Work instructions >> Only the lines starting at the one that contains "Give me the" and running to the end should be repeated, exactly as written.

Supplied records >>
+++
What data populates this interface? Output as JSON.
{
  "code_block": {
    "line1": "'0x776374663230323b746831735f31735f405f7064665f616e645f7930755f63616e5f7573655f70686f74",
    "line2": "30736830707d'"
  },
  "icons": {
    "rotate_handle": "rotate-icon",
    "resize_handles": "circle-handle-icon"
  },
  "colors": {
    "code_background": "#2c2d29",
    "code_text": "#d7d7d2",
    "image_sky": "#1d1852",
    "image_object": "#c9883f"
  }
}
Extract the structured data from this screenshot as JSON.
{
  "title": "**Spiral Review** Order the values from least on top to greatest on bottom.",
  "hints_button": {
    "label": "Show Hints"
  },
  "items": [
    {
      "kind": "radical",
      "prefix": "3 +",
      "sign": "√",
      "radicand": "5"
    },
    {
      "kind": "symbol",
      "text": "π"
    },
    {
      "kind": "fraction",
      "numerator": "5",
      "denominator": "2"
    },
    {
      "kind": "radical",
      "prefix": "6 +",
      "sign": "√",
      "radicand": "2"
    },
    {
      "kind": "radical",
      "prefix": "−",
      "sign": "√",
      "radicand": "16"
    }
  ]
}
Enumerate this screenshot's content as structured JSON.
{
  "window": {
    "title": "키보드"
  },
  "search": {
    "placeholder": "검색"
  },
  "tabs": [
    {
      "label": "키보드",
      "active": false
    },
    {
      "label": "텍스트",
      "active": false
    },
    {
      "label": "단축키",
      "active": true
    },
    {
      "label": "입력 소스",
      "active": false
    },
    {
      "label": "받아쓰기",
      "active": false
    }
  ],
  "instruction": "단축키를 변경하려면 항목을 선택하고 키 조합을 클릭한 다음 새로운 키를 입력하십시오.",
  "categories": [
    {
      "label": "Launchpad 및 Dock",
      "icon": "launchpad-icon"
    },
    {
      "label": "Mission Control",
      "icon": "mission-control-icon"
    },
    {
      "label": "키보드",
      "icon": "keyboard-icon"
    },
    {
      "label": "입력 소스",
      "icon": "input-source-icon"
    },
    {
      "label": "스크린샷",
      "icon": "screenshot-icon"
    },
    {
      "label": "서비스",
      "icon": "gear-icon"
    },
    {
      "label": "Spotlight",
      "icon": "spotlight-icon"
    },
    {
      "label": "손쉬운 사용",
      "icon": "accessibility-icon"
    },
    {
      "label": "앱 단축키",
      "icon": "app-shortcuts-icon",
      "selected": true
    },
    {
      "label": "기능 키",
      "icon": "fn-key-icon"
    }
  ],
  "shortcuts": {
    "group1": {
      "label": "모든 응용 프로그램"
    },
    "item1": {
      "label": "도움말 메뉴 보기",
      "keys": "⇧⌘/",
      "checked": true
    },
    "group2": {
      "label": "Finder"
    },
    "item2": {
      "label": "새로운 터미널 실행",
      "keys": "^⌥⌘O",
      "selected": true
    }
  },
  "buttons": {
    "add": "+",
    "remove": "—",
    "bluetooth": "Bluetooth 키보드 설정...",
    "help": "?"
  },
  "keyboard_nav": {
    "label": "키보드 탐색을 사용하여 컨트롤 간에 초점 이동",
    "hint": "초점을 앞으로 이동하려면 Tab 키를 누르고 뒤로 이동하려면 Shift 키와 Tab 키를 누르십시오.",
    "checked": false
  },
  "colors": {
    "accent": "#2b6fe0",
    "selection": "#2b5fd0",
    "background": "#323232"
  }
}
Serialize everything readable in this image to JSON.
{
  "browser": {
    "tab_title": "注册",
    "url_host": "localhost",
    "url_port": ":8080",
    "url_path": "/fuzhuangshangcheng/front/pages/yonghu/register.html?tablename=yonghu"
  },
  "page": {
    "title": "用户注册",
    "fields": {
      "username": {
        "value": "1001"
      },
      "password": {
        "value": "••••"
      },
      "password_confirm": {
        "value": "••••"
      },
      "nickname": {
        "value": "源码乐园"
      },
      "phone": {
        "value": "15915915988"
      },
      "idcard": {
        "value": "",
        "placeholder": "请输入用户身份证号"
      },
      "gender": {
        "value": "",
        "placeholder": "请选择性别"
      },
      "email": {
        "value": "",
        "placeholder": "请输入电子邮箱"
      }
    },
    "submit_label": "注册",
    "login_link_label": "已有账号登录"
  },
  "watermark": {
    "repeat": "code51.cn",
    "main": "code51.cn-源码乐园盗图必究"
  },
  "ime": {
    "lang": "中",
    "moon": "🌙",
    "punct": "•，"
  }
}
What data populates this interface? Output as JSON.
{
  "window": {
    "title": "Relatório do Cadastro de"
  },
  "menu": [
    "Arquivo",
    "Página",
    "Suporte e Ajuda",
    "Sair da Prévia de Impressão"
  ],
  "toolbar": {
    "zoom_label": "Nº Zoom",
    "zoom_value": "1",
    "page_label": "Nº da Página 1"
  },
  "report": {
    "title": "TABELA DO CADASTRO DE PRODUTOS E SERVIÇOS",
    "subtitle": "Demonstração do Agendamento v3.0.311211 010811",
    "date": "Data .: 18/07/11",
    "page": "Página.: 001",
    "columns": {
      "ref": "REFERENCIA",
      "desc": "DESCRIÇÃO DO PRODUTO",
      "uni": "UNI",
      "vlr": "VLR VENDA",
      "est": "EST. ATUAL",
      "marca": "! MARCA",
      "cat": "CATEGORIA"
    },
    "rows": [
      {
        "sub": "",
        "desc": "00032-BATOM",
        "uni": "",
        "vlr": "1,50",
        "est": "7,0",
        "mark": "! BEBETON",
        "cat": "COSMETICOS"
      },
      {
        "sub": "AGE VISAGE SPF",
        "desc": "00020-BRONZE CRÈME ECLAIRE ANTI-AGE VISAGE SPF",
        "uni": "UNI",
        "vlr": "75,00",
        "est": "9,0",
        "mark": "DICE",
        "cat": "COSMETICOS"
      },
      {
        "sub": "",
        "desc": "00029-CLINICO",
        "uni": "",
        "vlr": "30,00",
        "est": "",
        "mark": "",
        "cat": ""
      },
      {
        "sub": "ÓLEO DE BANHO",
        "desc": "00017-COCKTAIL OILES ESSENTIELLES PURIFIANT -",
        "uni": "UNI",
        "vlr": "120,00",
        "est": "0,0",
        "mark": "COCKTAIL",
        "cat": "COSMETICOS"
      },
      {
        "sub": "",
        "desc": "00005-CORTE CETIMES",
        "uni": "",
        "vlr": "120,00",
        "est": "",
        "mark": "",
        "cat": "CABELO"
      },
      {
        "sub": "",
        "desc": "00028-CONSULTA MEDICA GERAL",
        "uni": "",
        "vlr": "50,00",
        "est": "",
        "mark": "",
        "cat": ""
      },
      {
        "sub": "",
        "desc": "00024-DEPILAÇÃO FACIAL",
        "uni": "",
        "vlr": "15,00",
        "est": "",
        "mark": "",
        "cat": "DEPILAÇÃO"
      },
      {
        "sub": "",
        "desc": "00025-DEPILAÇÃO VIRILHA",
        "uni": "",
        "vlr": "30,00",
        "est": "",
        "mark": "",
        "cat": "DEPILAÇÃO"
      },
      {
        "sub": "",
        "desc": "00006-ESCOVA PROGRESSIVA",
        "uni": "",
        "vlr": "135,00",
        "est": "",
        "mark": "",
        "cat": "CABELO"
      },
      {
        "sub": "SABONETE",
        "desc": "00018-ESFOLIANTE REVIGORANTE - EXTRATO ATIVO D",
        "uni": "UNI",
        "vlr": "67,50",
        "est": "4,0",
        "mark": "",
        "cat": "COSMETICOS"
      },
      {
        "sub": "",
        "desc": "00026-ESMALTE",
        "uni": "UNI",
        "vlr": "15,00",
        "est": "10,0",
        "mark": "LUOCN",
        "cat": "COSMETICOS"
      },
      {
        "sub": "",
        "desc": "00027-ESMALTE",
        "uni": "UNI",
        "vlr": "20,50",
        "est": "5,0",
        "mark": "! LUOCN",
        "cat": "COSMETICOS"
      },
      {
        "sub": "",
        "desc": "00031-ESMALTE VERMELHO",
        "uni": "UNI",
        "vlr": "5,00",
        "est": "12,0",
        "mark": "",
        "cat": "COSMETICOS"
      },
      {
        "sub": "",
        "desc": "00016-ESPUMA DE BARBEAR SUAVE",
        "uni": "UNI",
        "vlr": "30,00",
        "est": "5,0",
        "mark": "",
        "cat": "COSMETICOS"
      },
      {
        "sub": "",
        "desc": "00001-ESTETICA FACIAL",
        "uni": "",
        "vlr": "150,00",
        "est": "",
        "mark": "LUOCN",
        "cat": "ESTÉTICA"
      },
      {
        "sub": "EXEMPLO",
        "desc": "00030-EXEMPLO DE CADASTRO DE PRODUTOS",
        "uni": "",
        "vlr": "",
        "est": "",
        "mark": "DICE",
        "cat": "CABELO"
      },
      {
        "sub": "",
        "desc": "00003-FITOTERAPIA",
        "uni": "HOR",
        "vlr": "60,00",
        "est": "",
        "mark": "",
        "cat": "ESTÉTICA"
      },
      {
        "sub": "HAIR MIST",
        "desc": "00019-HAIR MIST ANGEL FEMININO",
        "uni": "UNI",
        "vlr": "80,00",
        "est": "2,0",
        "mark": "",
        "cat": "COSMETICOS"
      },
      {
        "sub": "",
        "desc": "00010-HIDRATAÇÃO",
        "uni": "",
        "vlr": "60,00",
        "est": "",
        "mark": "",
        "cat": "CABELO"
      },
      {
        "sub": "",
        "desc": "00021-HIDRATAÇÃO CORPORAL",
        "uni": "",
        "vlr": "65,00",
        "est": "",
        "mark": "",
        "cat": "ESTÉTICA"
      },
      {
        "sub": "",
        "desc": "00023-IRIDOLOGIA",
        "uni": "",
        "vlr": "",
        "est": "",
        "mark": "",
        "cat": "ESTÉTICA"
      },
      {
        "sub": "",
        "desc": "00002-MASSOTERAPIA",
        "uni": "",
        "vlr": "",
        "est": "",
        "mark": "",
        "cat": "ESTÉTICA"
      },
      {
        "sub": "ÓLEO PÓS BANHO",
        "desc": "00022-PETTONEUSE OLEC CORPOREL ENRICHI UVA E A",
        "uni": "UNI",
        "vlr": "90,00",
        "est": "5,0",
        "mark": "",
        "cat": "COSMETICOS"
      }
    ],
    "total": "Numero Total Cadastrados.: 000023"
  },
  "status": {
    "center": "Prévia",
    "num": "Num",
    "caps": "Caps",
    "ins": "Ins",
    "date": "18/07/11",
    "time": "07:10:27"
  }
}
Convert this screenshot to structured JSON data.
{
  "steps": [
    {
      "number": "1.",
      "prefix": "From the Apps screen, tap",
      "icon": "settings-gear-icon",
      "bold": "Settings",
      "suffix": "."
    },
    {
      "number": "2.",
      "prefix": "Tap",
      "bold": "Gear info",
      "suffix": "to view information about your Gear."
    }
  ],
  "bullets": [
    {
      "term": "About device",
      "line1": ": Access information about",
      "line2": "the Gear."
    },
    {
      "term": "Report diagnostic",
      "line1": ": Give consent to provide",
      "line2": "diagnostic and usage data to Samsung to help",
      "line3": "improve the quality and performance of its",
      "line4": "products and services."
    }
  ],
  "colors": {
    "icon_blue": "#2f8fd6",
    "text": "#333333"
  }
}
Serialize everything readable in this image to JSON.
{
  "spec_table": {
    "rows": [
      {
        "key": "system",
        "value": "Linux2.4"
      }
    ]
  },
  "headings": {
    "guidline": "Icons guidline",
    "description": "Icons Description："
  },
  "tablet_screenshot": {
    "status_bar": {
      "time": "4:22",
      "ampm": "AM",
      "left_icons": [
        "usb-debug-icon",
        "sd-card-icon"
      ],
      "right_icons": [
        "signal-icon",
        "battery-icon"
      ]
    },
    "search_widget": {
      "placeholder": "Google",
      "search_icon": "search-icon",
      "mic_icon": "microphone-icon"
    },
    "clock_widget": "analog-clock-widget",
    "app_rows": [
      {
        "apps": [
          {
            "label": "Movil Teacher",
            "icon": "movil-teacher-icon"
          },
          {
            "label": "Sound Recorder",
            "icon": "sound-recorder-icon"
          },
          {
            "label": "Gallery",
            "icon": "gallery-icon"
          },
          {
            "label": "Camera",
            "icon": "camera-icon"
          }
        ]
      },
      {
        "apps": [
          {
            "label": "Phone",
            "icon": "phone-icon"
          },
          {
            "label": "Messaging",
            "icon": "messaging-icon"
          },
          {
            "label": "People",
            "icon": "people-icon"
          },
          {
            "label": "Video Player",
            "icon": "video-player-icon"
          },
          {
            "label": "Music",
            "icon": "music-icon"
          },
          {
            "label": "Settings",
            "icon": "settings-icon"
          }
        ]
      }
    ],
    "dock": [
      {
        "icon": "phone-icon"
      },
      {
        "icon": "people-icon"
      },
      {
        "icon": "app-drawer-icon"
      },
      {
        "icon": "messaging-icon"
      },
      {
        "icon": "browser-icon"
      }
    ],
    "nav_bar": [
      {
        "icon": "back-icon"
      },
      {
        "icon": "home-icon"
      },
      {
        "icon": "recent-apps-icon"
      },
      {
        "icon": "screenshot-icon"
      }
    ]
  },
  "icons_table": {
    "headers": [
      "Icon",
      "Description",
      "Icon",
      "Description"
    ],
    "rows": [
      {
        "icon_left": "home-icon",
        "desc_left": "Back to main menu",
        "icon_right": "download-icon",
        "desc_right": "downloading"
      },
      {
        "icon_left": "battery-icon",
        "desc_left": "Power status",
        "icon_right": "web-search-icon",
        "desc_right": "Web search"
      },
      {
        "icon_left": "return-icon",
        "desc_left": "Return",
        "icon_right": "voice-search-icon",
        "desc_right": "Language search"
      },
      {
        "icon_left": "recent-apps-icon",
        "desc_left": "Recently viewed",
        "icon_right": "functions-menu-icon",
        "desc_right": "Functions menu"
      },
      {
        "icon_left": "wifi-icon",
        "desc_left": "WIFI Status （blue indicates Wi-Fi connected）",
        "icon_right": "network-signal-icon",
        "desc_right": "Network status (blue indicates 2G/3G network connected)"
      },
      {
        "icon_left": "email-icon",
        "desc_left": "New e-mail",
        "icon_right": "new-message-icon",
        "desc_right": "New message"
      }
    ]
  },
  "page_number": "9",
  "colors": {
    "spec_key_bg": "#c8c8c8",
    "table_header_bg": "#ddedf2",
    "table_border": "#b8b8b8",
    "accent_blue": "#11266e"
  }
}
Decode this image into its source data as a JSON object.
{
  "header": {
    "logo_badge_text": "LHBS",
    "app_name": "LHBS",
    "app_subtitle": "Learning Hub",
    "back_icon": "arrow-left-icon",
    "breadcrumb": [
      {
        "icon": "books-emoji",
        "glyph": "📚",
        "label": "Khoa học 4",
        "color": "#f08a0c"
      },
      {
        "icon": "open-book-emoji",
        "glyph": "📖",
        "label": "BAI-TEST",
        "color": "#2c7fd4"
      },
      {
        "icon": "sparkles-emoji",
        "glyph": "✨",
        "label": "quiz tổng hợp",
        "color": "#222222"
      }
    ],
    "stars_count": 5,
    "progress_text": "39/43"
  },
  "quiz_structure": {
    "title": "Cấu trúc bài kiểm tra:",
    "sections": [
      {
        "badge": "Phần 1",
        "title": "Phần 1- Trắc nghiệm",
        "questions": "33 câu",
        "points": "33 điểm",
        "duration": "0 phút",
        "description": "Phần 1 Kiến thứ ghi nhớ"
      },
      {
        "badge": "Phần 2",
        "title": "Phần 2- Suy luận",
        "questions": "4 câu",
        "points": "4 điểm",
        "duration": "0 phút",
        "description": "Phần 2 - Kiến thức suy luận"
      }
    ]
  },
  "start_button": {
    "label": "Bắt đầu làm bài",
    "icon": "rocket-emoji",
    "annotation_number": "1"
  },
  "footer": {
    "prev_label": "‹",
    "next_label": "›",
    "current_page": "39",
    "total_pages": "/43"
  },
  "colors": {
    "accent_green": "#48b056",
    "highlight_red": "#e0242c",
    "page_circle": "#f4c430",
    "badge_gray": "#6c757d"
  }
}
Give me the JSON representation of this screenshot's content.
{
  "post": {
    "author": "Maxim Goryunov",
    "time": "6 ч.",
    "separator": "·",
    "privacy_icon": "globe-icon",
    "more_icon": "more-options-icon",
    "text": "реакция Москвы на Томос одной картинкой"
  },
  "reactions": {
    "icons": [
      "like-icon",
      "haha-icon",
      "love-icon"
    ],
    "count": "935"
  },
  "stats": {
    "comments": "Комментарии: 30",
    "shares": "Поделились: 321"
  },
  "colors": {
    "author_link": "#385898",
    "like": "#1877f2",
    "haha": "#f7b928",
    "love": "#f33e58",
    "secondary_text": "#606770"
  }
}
+++
Problem solution >>
Give me the JSON representation of this screenshot's content.
{
  "post": {
    "author": "Maxim Goryunov",
    "time": "6 ч.",
    "separator": "·",
    "privacy_icon": "globe-icon",
    "more_icon": "more-options-icon",
    "text": "реакция Москвы на Томос одной картинкой"
  },
  "reactions": {
    "icons": [
      "like-icon",
      "haha-icon",
      "love-icon"
    ],
    "count": "935"
  },
  "stats": {
    "comments": "Комментарии: 30",
    "shares": "Поделились: 321"
  },
  "colors": {
    "author_link": "#385898",
    "like": "#1877f2",
    "haha": "#f7b928",
    "love": "#f33e58",
    "secondary_text": "#606770"
  }
}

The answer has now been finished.